(Bounding box annotations)
____________

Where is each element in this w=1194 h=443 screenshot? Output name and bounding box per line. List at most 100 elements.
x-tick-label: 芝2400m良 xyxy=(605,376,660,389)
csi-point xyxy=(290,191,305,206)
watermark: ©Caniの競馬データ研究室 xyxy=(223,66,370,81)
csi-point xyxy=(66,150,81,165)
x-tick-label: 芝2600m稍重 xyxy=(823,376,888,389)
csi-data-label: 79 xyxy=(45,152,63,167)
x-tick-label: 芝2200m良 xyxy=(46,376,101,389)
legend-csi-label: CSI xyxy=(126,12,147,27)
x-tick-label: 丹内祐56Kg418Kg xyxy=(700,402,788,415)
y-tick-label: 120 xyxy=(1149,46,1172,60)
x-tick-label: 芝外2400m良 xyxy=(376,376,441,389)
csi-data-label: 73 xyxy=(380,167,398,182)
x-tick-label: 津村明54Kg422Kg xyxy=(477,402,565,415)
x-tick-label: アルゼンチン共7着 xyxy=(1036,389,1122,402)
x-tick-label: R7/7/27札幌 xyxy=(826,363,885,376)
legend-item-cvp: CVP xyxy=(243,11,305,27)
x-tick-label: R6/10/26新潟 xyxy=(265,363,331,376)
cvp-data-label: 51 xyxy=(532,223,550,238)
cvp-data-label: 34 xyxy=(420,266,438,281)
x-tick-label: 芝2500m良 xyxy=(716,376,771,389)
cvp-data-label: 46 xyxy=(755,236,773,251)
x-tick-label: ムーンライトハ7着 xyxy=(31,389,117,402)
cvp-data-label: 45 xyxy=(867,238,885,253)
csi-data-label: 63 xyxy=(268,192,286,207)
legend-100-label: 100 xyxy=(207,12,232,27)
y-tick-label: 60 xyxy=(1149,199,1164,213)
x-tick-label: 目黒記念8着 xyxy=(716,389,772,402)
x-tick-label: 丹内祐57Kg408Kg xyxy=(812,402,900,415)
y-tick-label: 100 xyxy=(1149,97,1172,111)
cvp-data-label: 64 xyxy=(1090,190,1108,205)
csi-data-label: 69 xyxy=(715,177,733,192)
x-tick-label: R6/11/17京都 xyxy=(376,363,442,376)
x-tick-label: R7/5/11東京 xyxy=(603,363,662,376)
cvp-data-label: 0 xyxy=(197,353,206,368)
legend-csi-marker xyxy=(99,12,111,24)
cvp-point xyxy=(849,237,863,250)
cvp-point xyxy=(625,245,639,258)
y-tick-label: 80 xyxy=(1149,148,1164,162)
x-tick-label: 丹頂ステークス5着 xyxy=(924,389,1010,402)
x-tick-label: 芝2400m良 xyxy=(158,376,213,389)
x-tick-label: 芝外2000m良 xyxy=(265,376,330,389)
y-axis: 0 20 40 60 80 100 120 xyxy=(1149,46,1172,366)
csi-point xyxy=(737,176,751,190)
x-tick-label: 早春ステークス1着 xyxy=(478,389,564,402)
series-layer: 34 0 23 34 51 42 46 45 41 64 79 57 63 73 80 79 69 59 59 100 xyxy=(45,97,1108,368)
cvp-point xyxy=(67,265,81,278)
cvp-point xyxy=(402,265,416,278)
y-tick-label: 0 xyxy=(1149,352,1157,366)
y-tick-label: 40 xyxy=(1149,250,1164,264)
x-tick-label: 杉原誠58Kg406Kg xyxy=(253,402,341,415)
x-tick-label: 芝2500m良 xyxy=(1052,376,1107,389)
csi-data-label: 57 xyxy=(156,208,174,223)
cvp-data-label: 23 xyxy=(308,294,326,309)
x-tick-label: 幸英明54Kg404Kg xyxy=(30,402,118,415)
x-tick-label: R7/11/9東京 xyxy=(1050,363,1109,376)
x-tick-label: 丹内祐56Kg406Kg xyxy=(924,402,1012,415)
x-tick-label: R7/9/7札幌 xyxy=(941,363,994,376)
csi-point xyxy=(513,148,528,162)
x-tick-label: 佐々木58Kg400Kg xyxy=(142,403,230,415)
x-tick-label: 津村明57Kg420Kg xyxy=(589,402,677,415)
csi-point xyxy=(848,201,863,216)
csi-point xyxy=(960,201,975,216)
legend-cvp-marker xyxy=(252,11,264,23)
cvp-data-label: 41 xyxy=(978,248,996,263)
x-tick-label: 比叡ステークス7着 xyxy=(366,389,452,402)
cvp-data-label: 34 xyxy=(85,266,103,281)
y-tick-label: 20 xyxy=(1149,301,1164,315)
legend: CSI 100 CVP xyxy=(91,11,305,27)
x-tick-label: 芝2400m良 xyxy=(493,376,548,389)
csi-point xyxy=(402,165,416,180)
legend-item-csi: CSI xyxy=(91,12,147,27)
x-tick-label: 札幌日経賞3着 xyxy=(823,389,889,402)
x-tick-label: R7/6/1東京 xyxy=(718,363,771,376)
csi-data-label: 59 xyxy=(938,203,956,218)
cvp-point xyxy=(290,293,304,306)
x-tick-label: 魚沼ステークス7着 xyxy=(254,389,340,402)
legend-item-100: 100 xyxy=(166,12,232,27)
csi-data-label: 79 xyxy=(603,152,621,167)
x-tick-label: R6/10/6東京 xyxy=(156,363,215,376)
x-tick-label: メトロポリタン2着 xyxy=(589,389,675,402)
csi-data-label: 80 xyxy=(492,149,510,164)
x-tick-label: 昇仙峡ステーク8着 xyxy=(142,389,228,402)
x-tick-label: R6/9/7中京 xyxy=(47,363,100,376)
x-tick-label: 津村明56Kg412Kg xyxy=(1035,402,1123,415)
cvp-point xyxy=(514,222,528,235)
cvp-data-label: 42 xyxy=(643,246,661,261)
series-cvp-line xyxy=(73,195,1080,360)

____________

■ What to do ■
How many rows of the records contain the string "line"? Give only the number.

■ Result below ■
2